### Task details
In the entries below, turn the stretch that opens with the line containing "- logo-bar-2: [918, 688, 922, 704]" and closes with the line containing "- x-tick-label: 2015: [284, 545, 350, 575]" into a JSON list of strings, one string per line, leaving out blank lines.

### Data listing
"""
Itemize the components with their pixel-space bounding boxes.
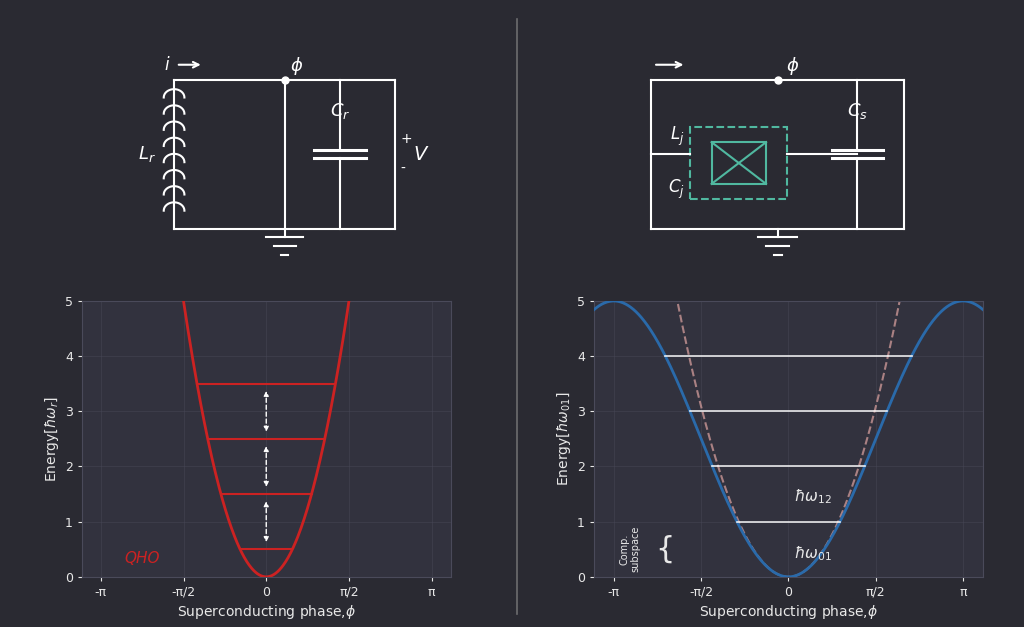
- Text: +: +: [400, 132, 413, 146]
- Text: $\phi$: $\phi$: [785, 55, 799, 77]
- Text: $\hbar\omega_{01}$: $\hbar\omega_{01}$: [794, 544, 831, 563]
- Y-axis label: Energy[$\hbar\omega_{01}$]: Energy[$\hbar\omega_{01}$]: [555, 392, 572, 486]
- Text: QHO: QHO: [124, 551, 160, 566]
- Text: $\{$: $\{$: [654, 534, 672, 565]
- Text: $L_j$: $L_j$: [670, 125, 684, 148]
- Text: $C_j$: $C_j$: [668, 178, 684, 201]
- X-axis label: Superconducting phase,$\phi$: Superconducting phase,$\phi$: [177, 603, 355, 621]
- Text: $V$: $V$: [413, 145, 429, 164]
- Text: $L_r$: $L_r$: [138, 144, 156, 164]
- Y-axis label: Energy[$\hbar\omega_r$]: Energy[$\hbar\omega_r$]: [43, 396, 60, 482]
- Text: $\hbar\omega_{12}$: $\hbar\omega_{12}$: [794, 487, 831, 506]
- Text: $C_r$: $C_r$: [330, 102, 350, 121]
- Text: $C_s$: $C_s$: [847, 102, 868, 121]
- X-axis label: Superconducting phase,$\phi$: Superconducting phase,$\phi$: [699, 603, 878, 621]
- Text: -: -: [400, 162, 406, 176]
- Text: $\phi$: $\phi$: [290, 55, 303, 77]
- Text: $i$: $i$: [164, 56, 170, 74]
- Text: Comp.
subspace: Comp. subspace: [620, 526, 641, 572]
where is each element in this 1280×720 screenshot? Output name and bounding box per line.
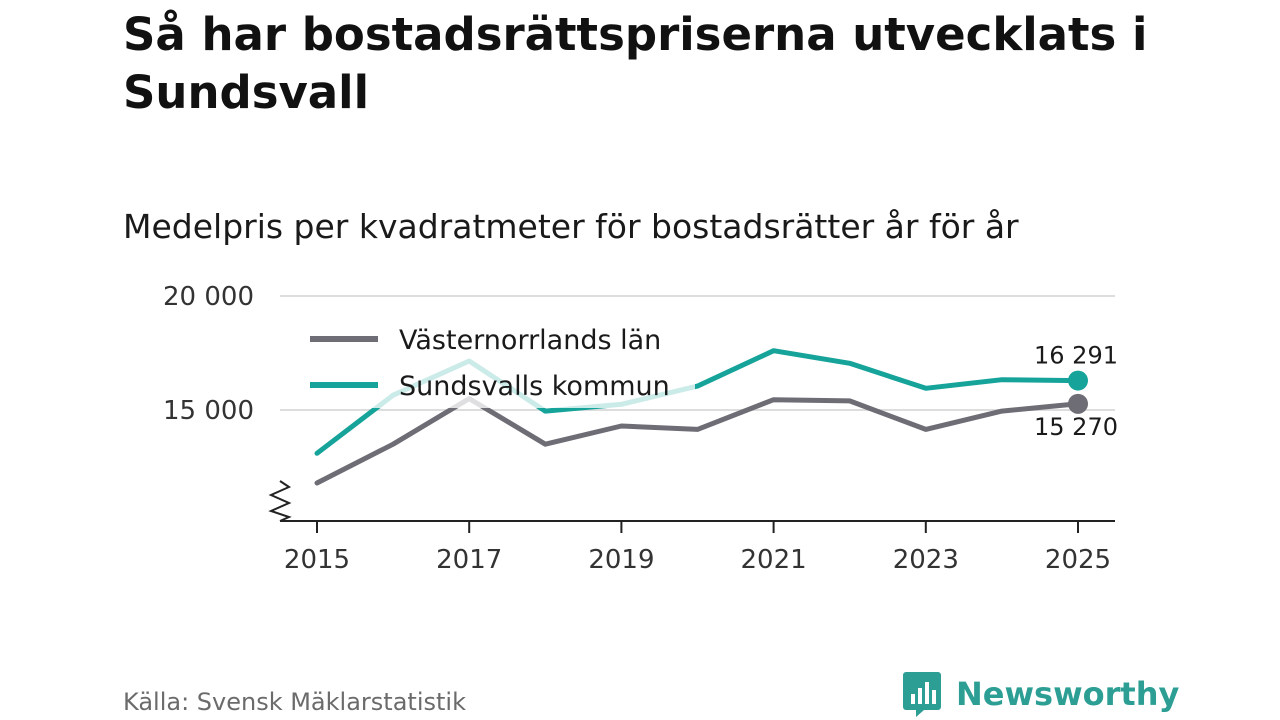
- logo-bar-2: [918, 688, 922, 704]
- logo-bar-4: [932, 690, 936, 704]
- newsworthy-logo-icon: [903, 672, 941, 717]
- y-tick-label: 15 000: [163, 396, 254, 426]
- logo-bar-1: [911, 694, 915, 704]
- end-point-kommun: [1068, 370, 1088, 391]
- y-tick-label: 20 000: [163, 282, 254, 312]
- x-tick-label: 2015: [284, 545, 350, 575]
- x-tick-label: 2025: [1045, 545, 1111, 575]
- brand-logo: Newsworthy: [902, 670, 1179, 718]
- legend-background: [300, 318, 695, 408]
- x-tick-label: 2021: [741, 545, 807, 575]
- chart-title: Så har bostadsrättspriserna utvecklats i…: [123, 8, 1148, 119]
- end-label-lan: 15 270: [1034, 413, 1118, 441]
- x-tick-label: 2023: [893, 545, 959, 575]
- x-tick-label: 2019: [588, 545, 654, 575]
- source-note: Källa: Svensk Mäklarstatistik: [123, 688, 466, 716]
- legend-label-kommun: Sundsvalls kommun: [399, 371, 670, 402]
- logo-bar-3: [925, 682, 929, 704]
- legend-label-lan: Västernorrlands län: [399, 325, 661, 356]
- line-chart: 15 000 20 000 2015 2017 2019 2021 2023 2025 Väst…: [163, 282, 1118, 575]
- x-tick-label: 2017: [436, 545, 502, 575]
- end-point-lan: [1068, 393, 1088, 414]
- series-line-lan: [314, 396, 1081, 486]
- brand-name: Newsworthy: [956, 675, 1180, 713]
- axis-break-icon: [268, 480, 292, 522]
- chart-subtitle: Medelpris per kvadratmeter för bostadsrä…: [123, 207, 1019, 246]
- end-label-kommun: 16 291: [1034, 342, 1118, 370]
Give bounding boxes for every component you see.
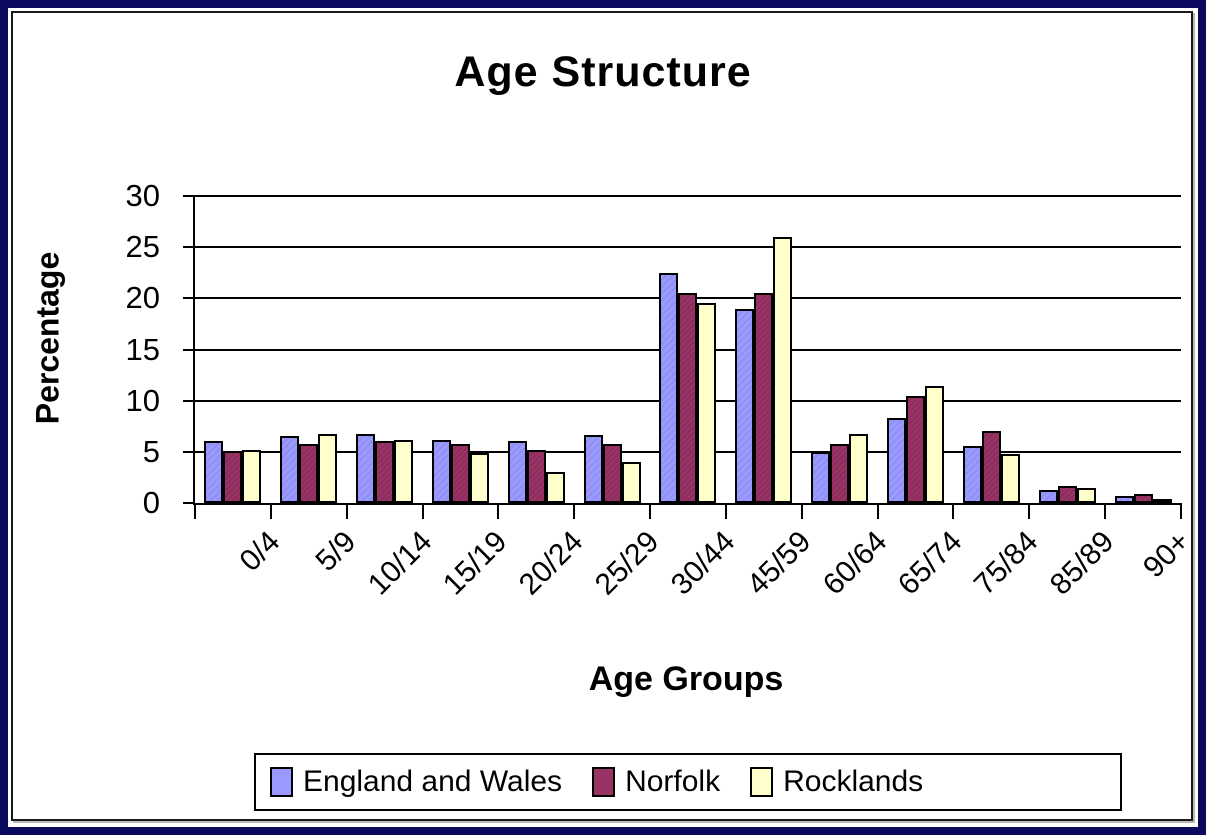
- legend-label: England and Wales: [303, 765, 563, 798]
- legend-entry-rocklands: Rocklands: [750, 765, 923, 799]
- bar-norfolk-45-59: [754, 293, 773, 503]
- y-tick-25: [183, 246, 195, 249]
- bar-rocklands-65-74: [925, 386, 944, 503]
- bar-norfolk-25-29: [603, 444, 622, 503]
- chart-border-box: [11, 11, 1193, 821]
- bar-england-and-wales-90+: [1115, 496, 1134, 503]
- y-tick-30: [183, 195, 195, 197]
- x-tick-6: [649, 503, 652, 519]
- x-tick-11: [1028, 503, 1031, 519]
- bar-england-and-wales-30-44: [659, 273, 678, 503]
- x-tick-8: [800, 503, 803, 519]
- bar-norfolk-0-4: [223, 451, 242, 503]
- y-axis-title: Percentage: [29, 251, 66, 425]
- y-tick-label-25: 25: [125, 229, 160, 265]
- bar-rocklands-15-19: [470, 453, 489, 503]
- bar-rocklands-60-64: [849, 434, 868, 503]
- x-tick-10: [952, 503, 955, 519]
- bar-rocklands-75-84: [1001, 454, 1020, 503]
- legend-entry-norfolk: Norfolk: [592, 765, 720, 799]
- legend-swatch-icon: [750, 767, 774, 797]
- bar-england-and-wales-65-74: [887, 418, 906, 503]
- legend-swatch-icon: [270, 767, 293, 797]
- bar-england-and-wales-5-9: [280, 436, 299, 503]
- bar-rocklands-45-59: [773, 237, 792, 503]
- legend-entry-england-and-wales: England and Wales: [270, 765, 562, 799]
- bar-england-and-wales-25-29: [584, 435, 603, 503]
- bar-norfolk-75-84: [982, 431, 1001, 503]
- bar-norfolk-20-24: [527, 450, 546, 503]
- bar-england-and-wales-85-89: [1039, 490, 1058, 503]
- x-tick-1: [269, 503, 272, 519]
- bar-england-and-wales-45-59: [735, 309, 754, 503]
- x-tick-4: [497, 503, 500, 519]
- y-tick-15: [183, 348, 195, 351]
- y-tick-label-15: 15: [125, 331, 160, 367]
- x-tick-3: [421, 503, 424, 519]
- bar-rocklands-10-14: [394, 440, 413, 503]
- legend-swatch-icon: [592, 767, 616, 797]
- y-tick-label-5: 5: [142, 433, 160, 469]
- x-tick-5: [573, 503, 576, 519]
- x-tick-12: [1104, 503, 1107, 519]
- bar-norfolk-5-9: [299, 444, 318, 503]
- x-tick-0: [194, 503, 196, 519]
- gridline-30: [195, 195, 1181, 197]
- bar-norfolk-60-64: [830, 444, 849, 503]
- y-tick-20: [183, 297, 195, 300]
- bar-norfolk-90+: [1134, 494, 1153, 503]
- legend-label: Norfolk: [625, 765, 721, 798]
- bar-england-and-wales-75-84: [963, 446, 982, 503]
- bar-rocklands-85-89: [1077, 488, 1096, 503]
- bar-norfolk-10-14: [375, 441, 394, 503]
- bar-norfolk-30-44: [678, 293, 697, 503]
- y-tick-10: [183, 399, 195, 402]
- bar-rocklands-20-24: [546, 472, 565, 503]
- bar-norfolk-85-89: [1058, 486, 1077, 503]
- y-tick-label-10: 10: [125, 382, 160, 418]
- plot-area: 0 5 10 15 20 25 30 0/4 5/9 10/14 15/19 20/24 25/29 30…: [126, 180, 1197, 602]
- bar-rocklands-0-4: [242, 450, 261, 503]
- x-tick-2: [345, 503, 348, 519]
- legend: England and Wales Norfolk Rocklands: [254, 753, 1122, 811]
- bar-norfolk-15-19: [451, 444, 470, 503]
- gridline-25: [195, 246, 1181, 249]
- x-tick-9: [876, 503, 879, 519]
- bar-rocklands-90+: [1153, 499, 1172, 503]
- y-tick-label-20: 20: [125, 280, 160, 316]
"""
### Answer
[
  "- logo-bar-2: [918, 688, 922, 704]",
  "- logo-bar-4: [932, 690, 936, 704]",
  "- newsworthy-logo-icon: [903, 672, 941, 717]",
  "- y-tick-label: 15 000: [163, 396, 254, 426]",
  "- logo-bar-1: [911, 694, 915, 704]",
  "- end-point-kommun: [1068, 370, 1088, 391]",
  "- y-tick-label: 20 000: [163, 282, 254, 312]",
  "- x-tick-label: 2015: [284, 545, 350, 575]"
]